• TASK OBJECTIVE: How many lines of these entries include the string "name"? State the number alone.

===== SUPPLIED MATERIAL

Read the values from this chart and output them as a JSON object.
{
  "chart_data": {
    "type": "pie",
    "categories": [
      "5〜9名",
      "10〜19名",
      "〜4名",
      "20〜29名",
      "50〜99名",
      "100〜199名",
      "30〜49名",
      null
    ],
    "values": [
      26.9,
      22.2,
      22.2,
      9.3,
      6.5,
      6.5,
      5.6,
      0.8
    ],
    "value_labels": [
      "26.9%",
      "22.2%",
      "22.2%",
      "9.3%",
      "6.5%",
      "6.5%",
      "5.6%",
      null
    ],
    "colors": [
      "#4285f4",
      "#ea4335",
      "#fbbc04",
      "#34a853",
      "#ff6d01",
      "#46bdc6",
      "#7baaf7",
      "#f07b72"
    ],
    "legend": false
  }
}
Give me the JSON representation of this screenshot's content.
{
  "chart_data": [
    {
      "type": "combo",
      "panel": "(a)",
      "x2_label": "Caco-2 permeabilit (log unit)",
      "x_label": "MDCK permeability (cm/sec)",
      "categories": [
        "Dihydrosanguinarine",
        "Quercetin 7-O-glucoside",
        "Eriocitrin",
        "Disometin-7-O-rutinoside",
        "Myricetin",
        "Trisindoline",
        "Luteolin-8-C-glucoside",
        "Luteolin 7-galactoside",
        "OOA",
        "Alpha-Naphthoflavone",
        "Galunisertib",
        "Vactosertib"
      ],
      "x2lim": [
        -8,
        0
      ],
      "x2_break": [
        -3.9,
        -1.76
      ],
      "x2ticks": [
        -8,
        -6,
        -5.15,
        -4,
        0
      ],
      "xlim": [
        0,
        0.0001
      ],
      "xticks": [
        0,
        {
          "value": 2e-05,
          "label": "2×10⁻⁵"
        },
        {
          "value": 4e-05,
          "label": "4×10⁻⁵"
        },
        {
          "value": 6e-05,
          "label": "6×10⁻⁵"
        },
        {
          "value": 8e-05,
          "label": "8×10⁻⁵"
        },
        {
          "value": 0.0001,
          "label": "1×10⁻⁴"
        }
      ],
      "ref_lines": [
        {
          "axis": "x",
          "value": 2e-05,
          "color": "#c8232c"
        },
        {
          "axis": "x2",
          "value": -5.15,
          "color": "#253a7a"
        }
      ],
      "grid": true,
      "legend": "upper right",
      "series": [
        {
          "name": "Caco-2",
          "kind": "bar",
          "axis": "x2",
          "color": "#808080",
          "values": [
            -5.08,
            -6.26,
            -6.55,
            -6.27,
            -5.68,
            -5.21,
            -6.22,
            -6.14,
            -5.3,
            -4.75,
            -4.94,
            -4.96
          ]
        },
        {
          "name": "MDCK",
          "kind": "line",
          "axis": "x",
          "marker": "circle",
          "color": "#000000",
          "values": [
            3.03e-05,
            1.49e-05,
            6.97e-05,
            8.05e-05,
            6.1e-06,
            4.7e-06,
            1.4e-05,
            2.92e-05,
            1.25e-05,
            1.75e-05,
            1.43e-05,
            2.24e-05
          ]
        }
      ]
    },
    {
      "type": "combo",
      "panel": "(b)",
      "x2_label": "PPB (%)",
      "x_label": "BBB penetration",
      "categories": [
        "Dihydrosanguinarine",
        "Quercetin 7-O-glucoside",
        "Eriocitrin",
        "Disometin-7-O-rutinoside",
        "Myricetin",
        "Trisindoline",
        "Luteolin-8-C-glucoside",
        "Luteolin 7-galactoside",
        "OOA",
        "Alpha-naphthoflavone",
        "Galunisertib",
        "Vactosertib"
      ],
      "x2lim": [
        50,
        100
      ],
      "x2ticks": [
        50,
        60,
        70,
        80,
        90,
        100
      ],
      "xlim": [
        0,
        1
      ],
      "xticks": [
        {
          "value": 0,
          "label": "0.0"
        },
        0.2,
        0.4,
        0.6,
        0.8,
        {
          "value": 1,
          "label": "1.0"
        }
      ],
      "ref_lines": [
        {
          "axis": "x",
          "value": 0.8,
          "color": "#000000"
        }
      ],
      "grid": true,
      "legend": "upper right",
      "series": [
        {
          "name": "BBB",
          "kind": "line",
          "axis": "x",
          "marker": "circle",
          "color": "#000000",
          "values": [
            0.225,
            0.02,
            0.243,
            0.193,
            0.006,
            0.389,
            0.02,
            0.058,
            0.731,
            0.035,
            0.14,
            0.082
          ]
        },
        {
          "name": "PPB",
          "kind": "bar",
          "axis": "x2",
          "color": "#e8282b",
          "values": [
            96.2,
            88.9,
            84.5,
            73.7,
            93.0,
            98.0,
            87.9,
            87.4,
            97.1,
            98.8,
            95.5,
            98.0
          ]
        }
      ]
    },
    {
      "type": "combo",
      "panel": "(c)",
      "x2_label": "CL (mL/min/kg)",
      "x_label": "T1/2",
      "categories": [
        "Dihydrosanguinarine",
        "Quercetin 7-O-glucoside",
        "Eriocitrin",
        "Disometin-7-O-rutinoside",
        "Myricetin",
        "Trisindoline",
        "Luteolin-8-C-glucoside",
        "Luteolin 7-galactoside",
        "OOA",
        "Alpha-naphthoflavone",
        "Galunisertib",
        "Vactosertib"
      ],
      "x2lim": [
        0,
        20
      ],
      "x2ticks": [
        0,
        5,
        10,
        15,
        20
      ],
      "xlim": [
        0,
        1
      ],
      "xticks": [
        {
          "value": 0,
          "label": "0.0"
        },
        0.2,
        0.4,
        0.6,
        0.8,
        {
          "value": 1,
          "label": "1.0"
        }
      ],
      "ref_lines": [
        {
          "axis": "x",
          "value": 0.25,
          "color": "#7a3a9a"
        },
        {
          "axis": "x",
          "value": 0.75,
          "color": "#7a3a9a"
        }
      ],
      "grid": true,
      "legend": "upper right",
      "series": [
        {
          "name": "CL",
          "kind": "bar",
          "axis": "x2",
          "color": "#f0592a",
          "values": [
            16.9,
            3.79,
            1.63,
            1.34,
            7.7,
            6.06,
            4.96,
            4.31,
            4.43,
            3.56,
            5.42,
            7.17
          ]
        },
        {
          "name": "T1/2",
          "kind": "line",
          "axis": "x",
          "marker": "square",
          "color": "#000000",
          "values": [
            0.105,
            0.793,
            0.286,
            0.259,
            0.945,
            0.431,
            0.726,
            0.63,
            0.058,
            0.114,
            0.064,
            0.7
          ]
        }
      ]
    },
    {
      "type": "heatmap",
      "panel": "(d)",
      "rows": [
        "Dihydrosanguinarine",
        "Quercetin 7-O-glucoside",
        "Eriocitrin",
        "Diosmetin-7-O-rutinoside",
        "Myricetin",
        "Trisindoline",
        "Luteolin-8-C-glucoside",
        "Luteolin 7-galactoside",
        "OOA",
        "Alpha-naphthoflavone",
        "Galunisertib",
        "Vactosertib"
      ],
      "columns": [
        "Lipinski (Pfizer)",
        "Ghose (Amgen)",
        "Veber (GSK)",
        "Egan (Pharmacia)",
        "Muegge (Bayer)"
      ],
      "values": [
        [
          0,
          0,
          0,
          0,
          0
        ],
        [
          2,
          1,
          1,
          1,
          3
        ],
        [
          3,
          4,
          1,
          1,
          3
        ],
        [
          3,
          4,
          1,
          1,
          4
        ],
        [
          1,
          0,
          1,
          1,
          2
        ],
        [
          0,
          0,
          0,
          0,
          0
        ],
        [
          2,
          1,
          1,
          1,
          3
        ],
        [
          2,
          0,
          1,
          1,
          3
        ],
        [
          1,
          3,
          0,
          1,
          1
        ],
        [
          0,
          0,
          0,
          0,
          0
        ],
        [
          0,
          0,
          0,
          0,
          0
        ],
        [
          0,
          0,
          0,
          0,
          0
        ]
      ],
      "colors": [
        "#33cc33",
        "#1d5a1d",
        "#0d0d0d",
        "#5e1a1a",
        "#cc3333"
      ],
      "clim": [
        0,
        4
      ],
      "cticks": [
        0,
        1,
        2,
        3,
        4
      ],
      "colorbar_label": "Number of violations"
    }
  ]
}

==========

• ANSWER TO THE EXERCISE: 6